Below is a listing to transcribe in full and exactly; keep the pictures out.
----
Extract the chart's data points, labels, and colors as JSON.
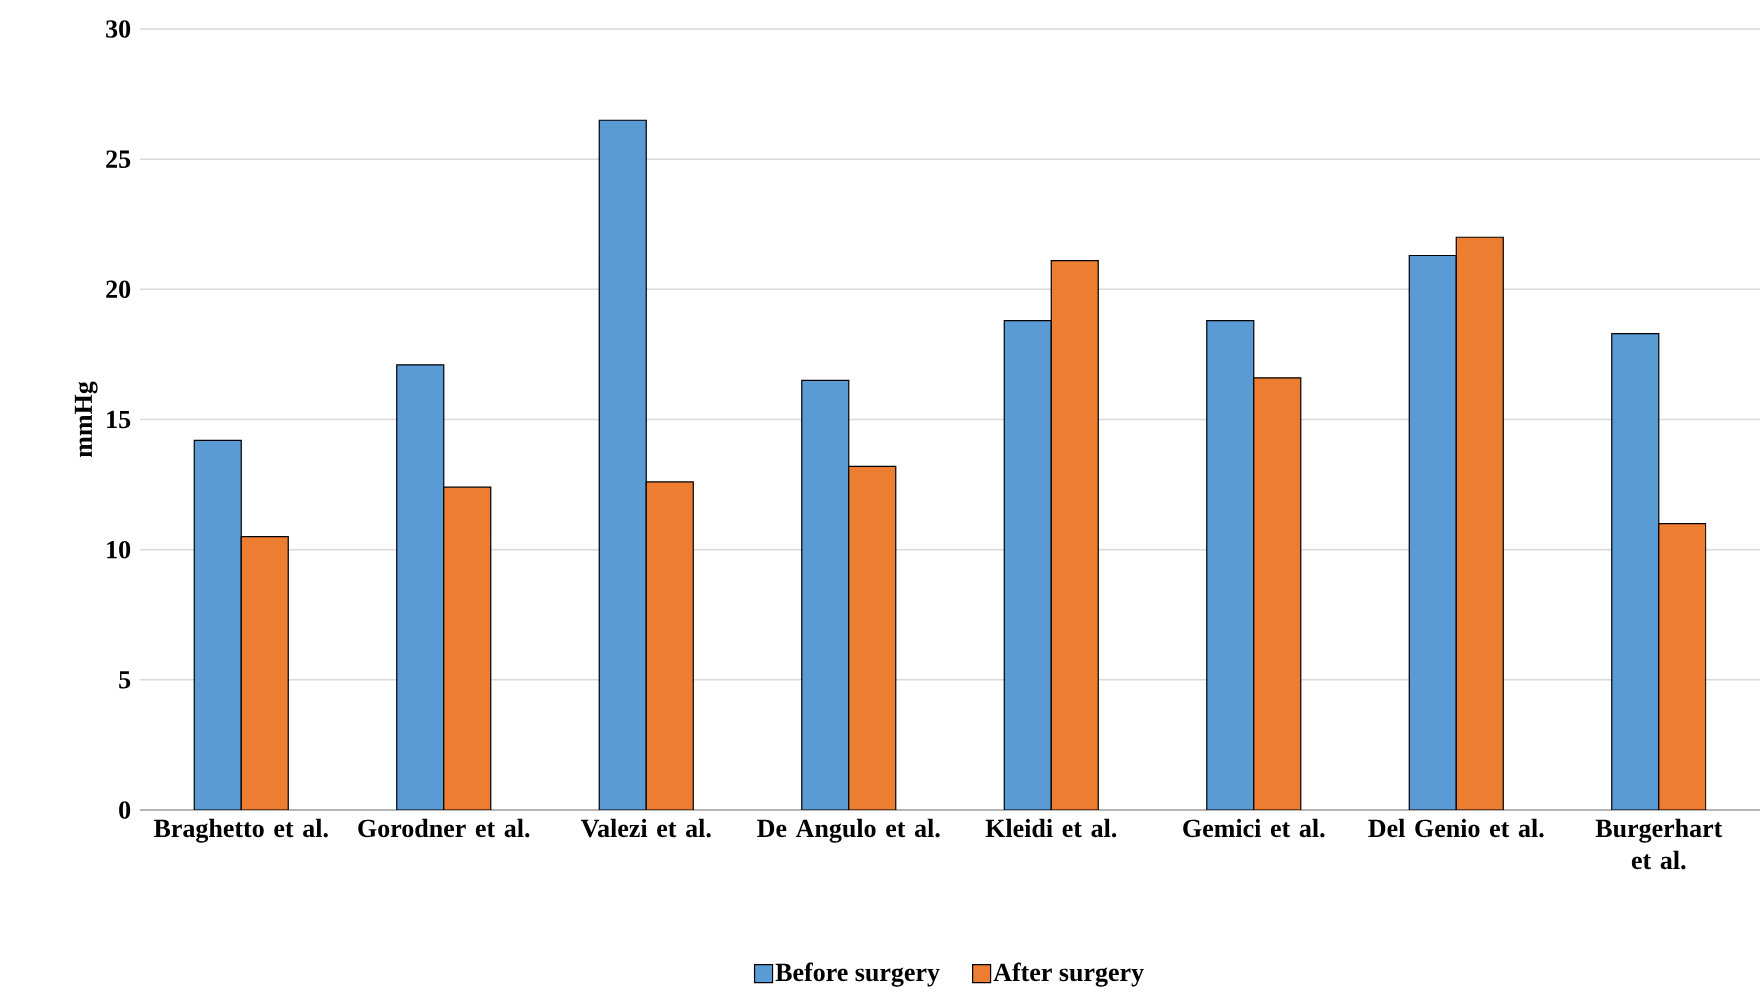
{
  "chart_data": {
    "type": "bar",
    "ylabel": "mmHg",
    "categories": [
      "Braghetto et al.",
      "Gorodner et al.",
      "Valezi et al.",
      "De Angulo et al.",
      "Kleidi et al.",
      "Gemici et al.",
      "Del Genio et al.",
      "Burgerhart et al."
    ],
    "series": [
      {
        "name": "Before surgery",
        "color": "#5b9bd5",
        "values": [
          14.2,
          17.1,
          26.5,
          16.5,
          18.8,
          18.8,
          21.3,
          18.3
        ]
      },
      {
        "name": "After surgery",
        "color": "#ed7d31",
        "values": [
          10.5,
          12.4,
          12.6,
          13.2,
          21.1,
          16.6,
          22.0,
          11.0
        ]
      }
    ],
    "ylim": [
      0,
      30
    ],
    "yticks": [
      0,
      5,
      10,
      15,
      20,
      25,
      30
    ],
    "grid": "y",
    "legend": "bottom"
  }
}
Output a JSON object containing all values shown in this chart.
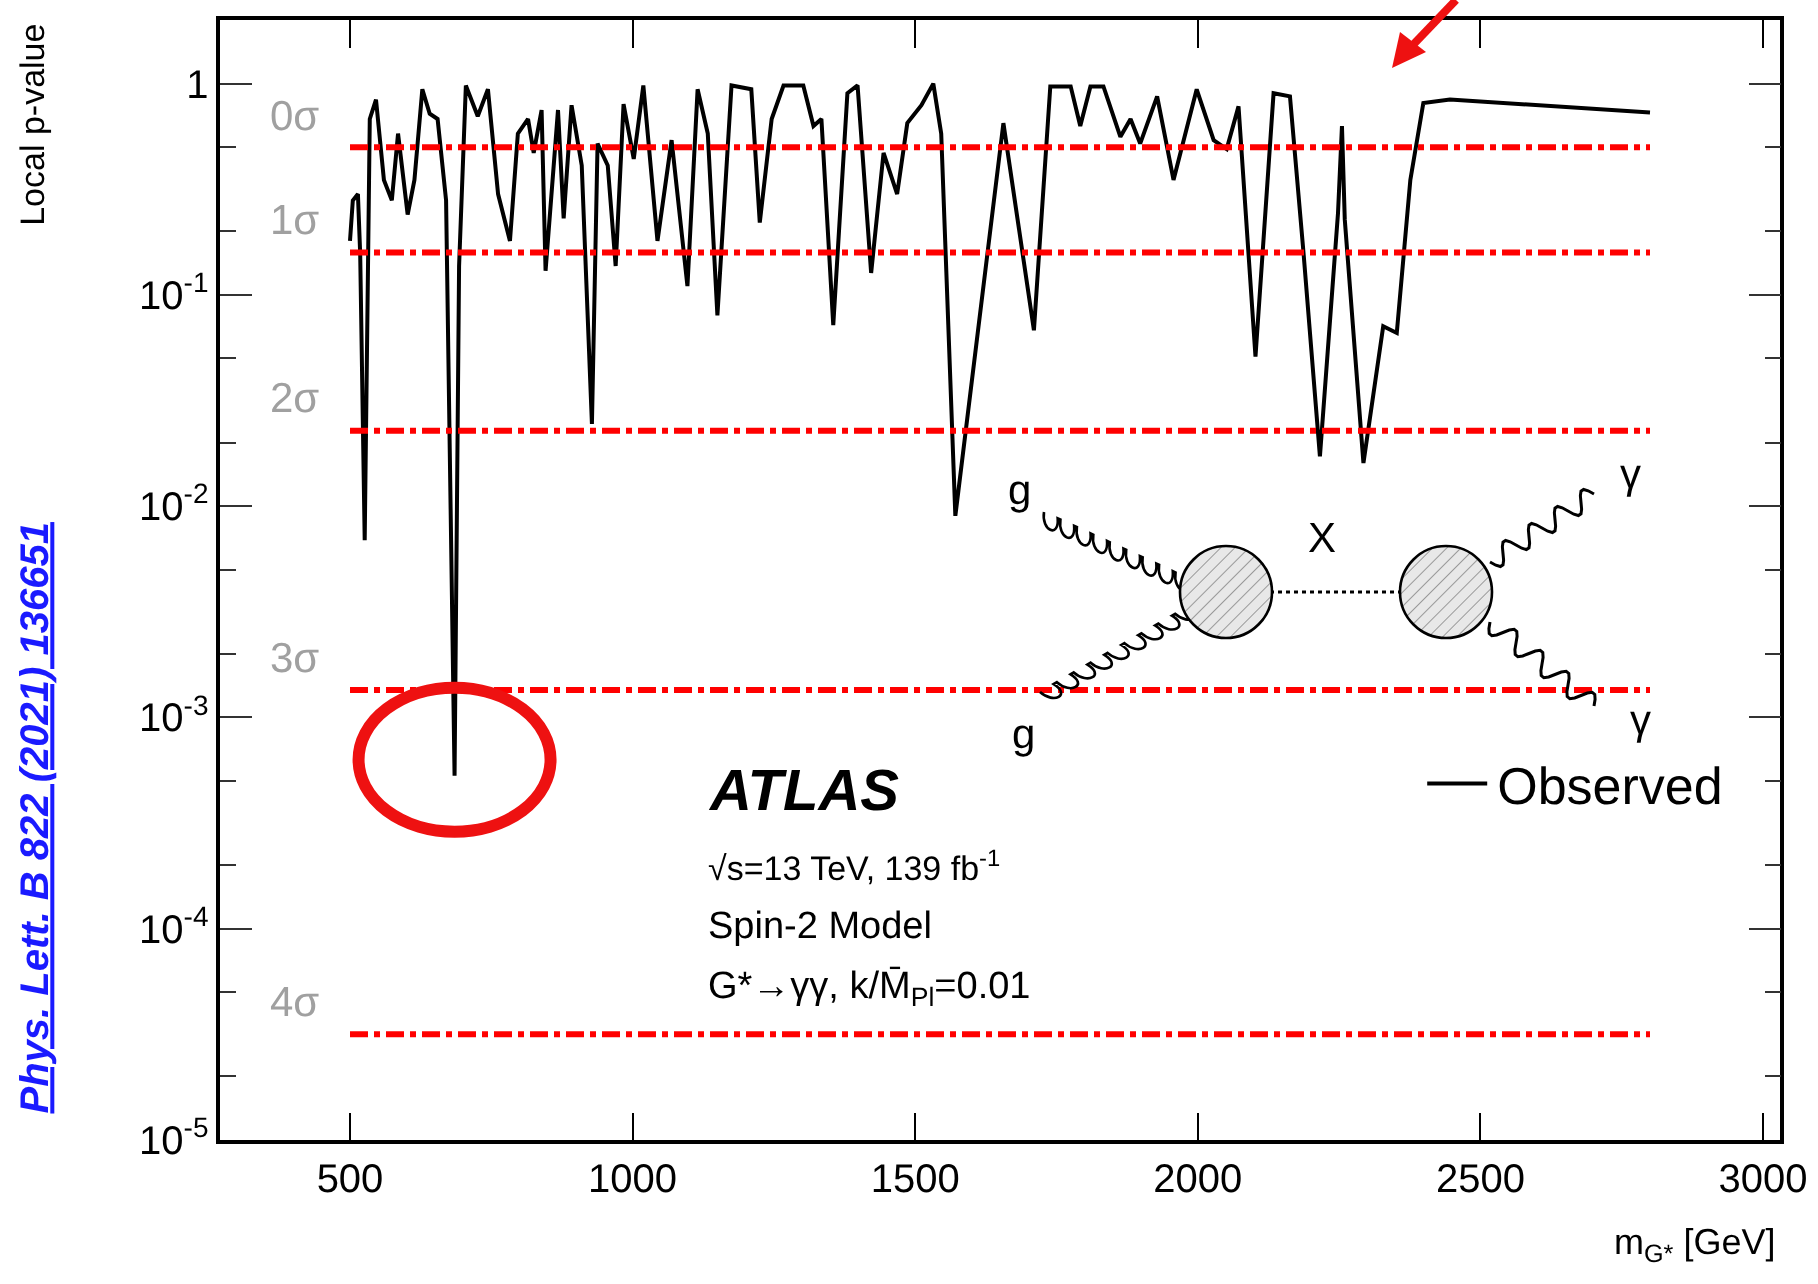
{
  "chart_data": {
    "type": "line",
    "ylabel": "Local p-value",
    "xlabel": "m$_{G*}$ [GeV]",
    "x": [
      500,
      505,
      514,
      518,
      526,
      535,
      546,
      560,
      574,
      585,
      602,
      614,
      628,
      641,
      655,
      670,
      685,
      693,
      705,
      726,
      744,
      762,
      783,
      797,
      815,
      825,
      839,
      846,
      868,
      878,
      892,
      910,
      928,
      938,
      956,
      970,
      984,
      1002,
      1019,
      1044,
      1069,
      1097,
      1115,
      1133,
      1150,
      1175,
      1210,
      1225,
      1246,
      1267,
      1302,
      1320,
      1334,
      1355,
      1380,
      1398,
      1422,
      1444,
      1468,
      1486,
      1511,
      1532,
      1546,
      1571,
      1656,
      1710,
      1739,
      1775,
      1792,
      1810,
      1833,
      1863,
      1881,
      1898,
      1928,
      1957,
      1998,
      2028,
      2051,
      2072,
      2102,
      2134,
      2163,
      2187,
      2216,
      2248,
      2255,
      2260,
      2293,
      2328,
      2352,
      2376,
      2399,
      2446,
      2800
    ],
    "series": [
      {
        "name": "Observed",
        "color": "#000000",
        "values": [
          0.18,
          0.28,
          0.3,
          0.157,
          0.0069,
          0.68,
          0.84,
          0.35,
          0.28,
          0.58,
          0.24,
          0.35,
          0.94,
          0.72,
          0.68,
          0.28,
          0.00053,
          0.137,
          0.98,
          0.7,
          0.94,
          0.3,
          0.18,
          0.58,
          0.68,
          0.47,
          0.75,
          0.13,
          0.75,
          0.23,
          0.79,
          0.41,
          0.0245,
          0.52,
          0.41,
          0.137,
          0.8,
          0.44,
          0.98,
          0.18,
          0.54,
          0.11,
          0.94,
          0.58,
          0.08,
          0.98,
          0.94,
          0.22,
          0.68,
          0.98,
          0.98,
          0.63,
          0.68,
          0.072,
          0.9,
          0.98,
          0.127,
          0.47,
          0.3,
          0.65,
          0.79,
          1.0,
          0.58,
          0.009,
          0.65,
          0.068,
          0.97,
          0.97,
          0.63,
          0.97,
          0.97,
          0.56,
          0.68,
          0.52,
          0.87,
          0.35,
          0.94,
          0.54,
          0.49,
          0.78,
          0.051,
          0.9,
          0.87,
          0.158,
          0.0172,
          0.244,
          0.63,
          0.227,
          0.016,
          0.071,
          0.066,
          0.35,
          0.81,
          0.84,
          0.73
        ]
      }
    ],
    "xlim": [
      270,
      3030
    ],
    "xticks": [
      500,
      1000,
      1500,
      2000,
      2500,
      3000
    ],
    "ylim": [
      1e-05,
      2
    ],
    "yticks": [
      {
        "value": 1,
        "label": "1"
      },
      {
        "value": 0.1,
        "label": "10$^{-1}$"
      },
      {
        "value": 0.01,
        "label": "10$^{-2}$"
      },
      {
        "value": 0.001,
        "label": "10$^{-3}$"
      },
      {
        "value": 0.0001,
        "label": "10$^{-4}$"
      },
      {
        "value": 1e-05,
        "label": "10$^{-5}$"
      }
    ],
    "log": "y",
    "grid": false,
    "legend": "right",
    "marker": "none",
    "line_style": "solid",
    "ref_lines": [
      {
        "axis": "y",
        "value": 0.5,
        "label": "0σ",
        "color": "#ff0000",
        "line_style": "dashed"
      },
      {
        "axis": "y",
        "value": 0.1587,
        "label": "1σ",
        "color": "#ff0000",
        "line_style": "dashed"
      },
      {
        "axis": "y",
        "value": 0.02275,
        "label": "2σ",
        "color": "#ff0000",
        "line_style": "dashed"
      },
      {
        "axis": "y",
        "value": 0.00135,
        "label": "3σ",
        "color": "#ff0000",
        "line_style": "dashed"
      },
      {
        "axis": "y",
        "value": 3.17e-05,
        "label": "4σ",
        "color": "#ff0000",
        "line_style": "dashed"
      }
    ],
    "annotations": [
      "ATLAS",
      "√s=13 TeV, 139 fb$^{-1}$",
      "Spin-2 Model",
      "G*→γγ, k/M̄$_{Pl}$=0.01",
      "Phys. Lett. B 822 (2021) 136651",
      "g",
      "g",
      "X",
      "γ",
      "γ"
    ]
  }
}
----
» Response
Extract the chart's data points, labels, and colors as JSON.
{
  "chart_data": {
    "type": "bar",
    "ylabel": "mmHg",
    "categories": [
      "Braghetto et al.",
      "Gorodner et al.",
      "Valezi et al.",
      "De Angulo et al.",
      "Kleidi et al.",
      "Gemici et al.",
      "Del Genio et al.",
      "Burgerhart et al."
    ],
    "series": [
      {
        "name": "Before surgery",
        "color": "#5b9bd5",
        "values": [
          14.2,
          17.1,
          26.5,
          16.5,
          18.8,
          18.8,
          21.3,
          18.3
        ]
      },
      {
        "name": "After surgery",
        "color": "#ed7d31",
        "values": [
          10.5,
          12.4,
          12.6,
          13.2,
          21.1,
          16.6,
          22.0,
          11.0
        ]
      }
    ],
    "ylim": [
      0,
      30
    ],
    "yticks": [
      0,
      5,
      10,
      15,
      20,
      25,
      30
    ],
    "grid": "y",
    "legend": "bottom"
  }
}
Output a JSON object containing all values shown in this chart.
{
  "chart_data": {
    "type": "line",
    "ylabel": "Local p-value",
    "xlabel": "m$_{G*}$ [GeV]",
    "x": [
      500,
      505,
      514,
      518,
      526,
      535,
      546,
      560,
      574,
      585,
      602,
      614,
      628,
      641,
      655,
      670,
      685,
      693,
      705,
      726,
      744,
      762,
      783,
      797,
      815,
      825,
      839,
      846,
      868,
      878,
      892,
      910,
      928,
      938,
      956,
      970,
      984,
      1002,
      1019,
      1044,
      1069,
      1097,
      1115,
      1133,
      1150,
      1175,
      1210,
      1225,
      1246,
      1267,
      1302,
      1320,
      1334,
      1355,
      1380,
      1398,
      1422,
      1444,
      1468,
      1486,
      1511,
      1532,
      1546,
      1571,
      1656,
      1710,
      1739,
      1775,
      1792,
      1810,
      1833,
      1863,
      1881,
      1898,
      1928,
      1957,
      1998,
      2028,
      2051,
      2072,
      2102,
      2134,
      2163,
      2187,
      2216,
      2248,
      2255,
      2260,
      2293,
      2328,
      2352,
      2376,
      2399,
      2446,
      2800
    ],
    "series": [
      {
        "name": "Observed",
        "color": "#000000",
        "values": [
          0.18,
          0.28,
          0.3,
          0.157,
          0.0069,
          0.68,
          0.84,
          0.35,
          0.28,
          0.58,
          0.24,
          0.35,
          0.94,
          0.72,
          0.68,
          0.28,
          0.00053,
          0.137,
          0.98,
          0.7,
          0.94,
          0.3,
          0.18,
          0.58,
          0.68,
          0.47,
          0.75,
          0.13,
          0.75,
          0.23,
          0.79,
          0.41,
          0.0245,
          0.52,
          0.41,
          0.137,
          0.8,
          0.44,
          0.98,
          0.18,
          0.54,
          0.11,
          0.94,
          0.58,
          0.08,
          0.98,
          0.94,
          0.22,
          0.68,
          0.98,
          0.98,
          0.63,
          0.68,
          0.072,
          0.9,
          0.98,
          0.127,
          0.47,
          0.3,
          0.65,
          0.79,
          1.0,
          0.58,
          0.009,
          0.65,
          0.068,
          0.97,
          0.97,
          0.63,
          0.97,
          0.97,
          0.56,
          0.68,
          0.52,
          0.87,
          0.35,
          0.94,
          0.54,
          0.49,
          0.78,
          0.051,
          0.9,
          0.87,
          0.158,
          0.0172,
          0.244,
          0.63,
          0.227,
          0.016,
          0.071,
          0.066,
          0.35,
          0.81,
          0.84,
          0.73
        ]
      }
    ],
    "xlim": [
      270,
      3030
    ],
    "xticks": [
      500,
      1000,
      1500,
      2000,
      2500,
      3000
    ],
    "ylim": [
      1e-05,
      2
    ],
    "yticks": [
      {
        "value": 1,
        "label": "1"
      },
      {
        "value": 0.1,
        "label": "10$^{-1}$"
      },
      {
        "value": 0.01,
        "label": "10$^{-2}$"
      },
      {
        "value": 0.001,
        "label": "10$^{-3}$"
      },
      {
        "value": 0.0001,
        "label": "10$^{-4}$"
      },
      {
        "value": 1e-05,
        "label": "10$^{-5}$"
      }
    ],
    "log": "y",
    "grid": false,
    "legend": "right",
    "marker": "none",
    "line_style": "solid",
    "ref_lines": [
      {
        "axis": "y",
        "value": 0.5,
        "label": "0σ",
        "color": "#ff0000",
        "line_style": "dashed"
      },
      {
        "axis": "y",
        "value": 0.1587,
        "label": "1σ",
        "color": "#ff0000",
        "line_style": "dashed"
      },
      {
        "axis": "y",
        "value": 0.02275,
        "label": "2σ",
        "color": "#ff0000",
        "line_style": "dashed"
      },
      {
        "axis": "y",
        "value": 0.00135,
        "label": "3σ",
        "color": "#ff0000",
        "line_style": "dashed"
      },
      {
        "axis": "y",
        "value": 3.17e-05,
        "label": "4σ",
        "color": "#ff0000",
        "line_style": "dashed"
      }
    ],
    "annotations": [
      "ATLAS",
      "√s=13 TeV, 139 fb$^{-1}$",
      "Spin-2 Model",
      "G*→γγ, k/M̄$_{Pl}$=0.01",
      "Phys. Lett. B 822 (2021) 136651",
      "g",
      "g",
      "X",
      "γ",
      "γ"
    ]
  }
}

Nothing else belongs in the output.